[Saved data entries]
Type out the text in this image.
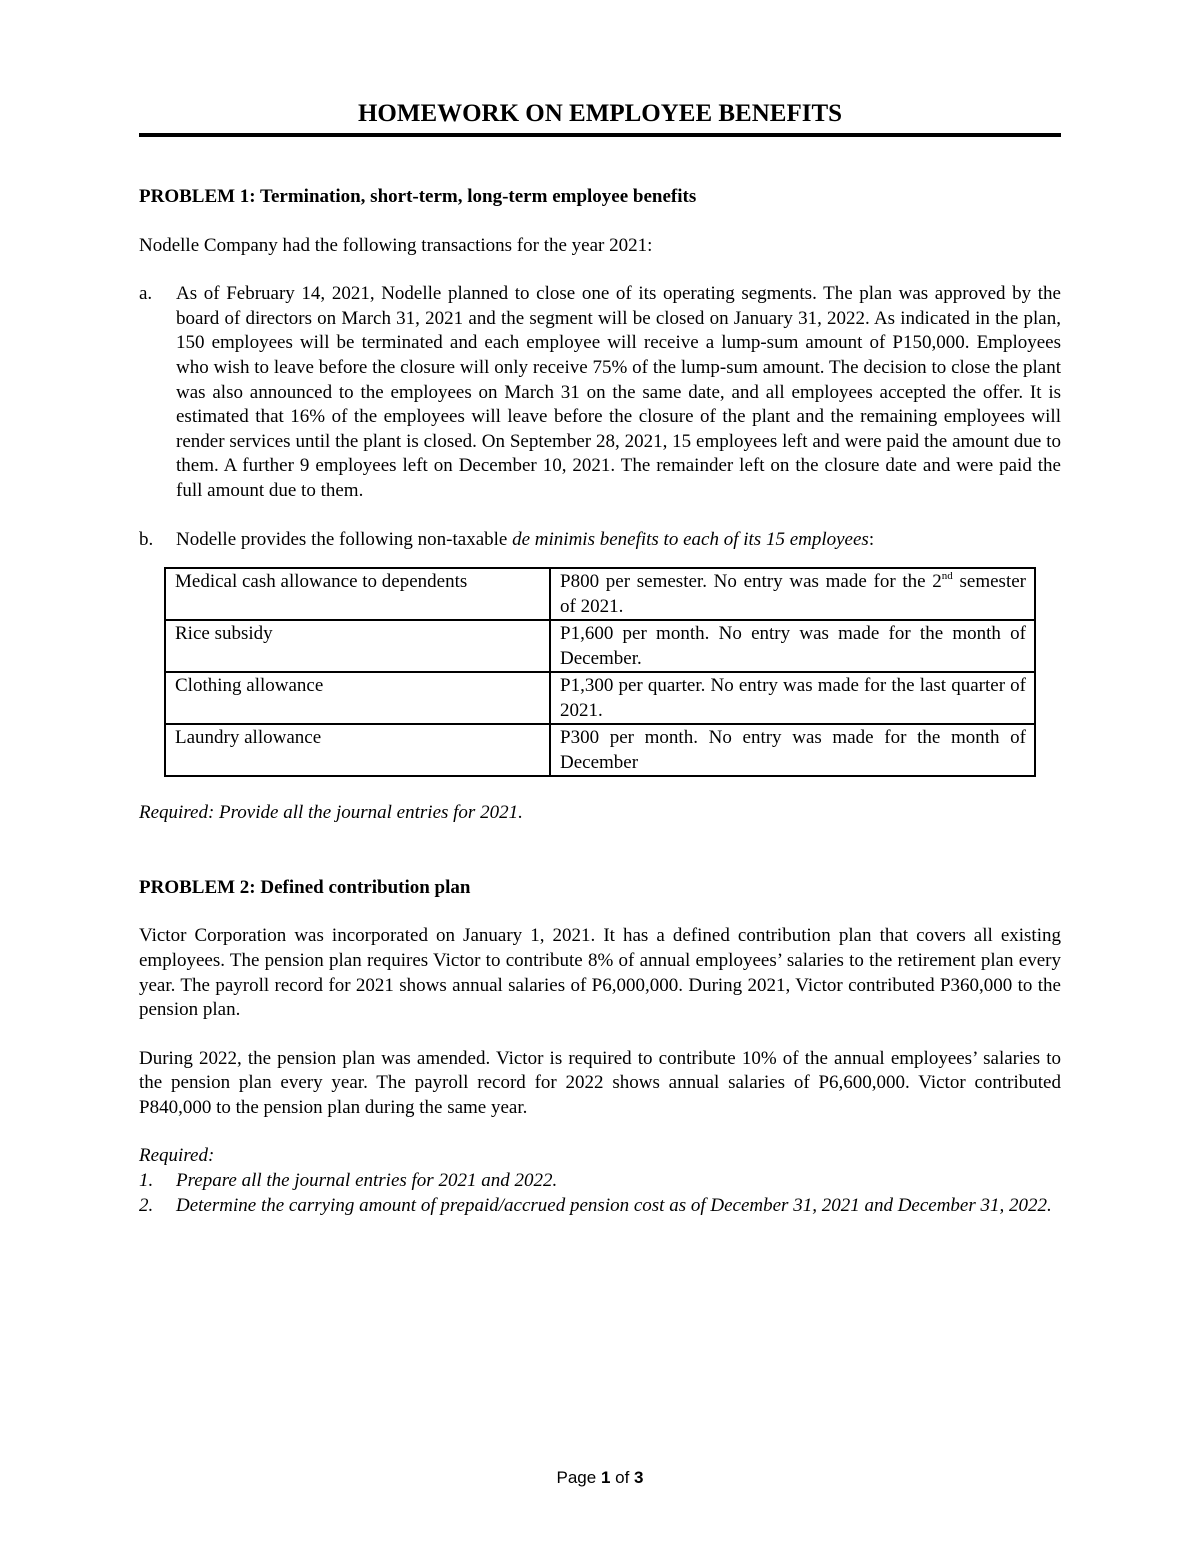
HOMEWORK ON EMPLOYEE BENEFITS

PROBLEM 1: Termination, short-term, long-term employee benefits

Nodelle Company had the following transactions for the year 2021:

a.	As of February 14, 2021, Nodelle planned to close one of its operating segments. The plan was approved by the board of directors on March 31, 2021 and the segment will be closed on January 31, 2022. As indicated in the plan, 150 employees will be terminated and each employee will receive a lump-sum amount of P150,000. Employees who wish to leave before the closure will only receive 75% of the lump-sum amount. The decision to close the plant was also announced to the employees on March 31 on the same date, and all employees accepted the offer. It is estimated that 16% of the employees will leave before the closure of the plant and the remaining employees will render services until the plant is closed. On September 28, 2021, 15 employees left and were paid the amount due to them. A further 9 employees left on December 10, 2021. The remainder left on the closure date and were paid the full amount due to them.
b.	Nodelle provides the following non-taxable de minimis benefits to each of its 15 employees:
Medical cash allowance to dependents	P800 per semester. No entry was made for the 2nd semester of 2021.
Rice subsidy	P1,600 per month. No entry was made for the month of December.
Clothing allowance	P1,300 per quarter. No entry was made for the last quarter of 2021.
Laundry allowance	P300 per month. No entry was made for the month of December

Required: Provide all the journal entries for 2021.

PROBLEM 2: Defined contribution plan

Victor Corporation was incorporated on January 1, 2021. It has a defined contribution plan that covers all existing employees. The pension plan requires Victor to contribute 8% of annual employees’ salaries to the retirement plan every year. The payroll record for 2021 shows annual salaries of P6,000,000. During 2021, Victor contributed P360,000 to the pension plan.

During 2022, the pension plan was amended. Victor is required to contribute 10% of the annual employees’ salaries to the pension plan every year. The payroll record for 2022 shows annual salaries of P6,600,000. Victor contributed P840,000 to the pension plan during the same year.

Required:

1.	Prepare all the journal entries for 2021 and 2022.
2.	Determine the carrying amount of prepaid/accrued pension cost as of December 31, 2021 and December 31, 2022.
Page 1 of 3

## Aim of the task:
Copy out each line of the data containing the string "Victor".

## Correct answer:
Victor Corporation was incorporated on January 1, 2021. It has a defined contribution plan that covers all existing employees. The pension plan requires Victor to contribute 8% of annual employees’ salaries to the retirement plan every year. The payroll record for 2021 shows annual salaries of P6,000,000. During 2021, Victor contributed P360,000 to the pension plan.
During 2022, the pension plan was amended. Victor is required to contribute 10% of the annual employees’ salaries to the pension plan every year. The payroll record for 2022 shows annual salaries of P6,600,000. Victor contributed P840,000 to the pension plan during the same year.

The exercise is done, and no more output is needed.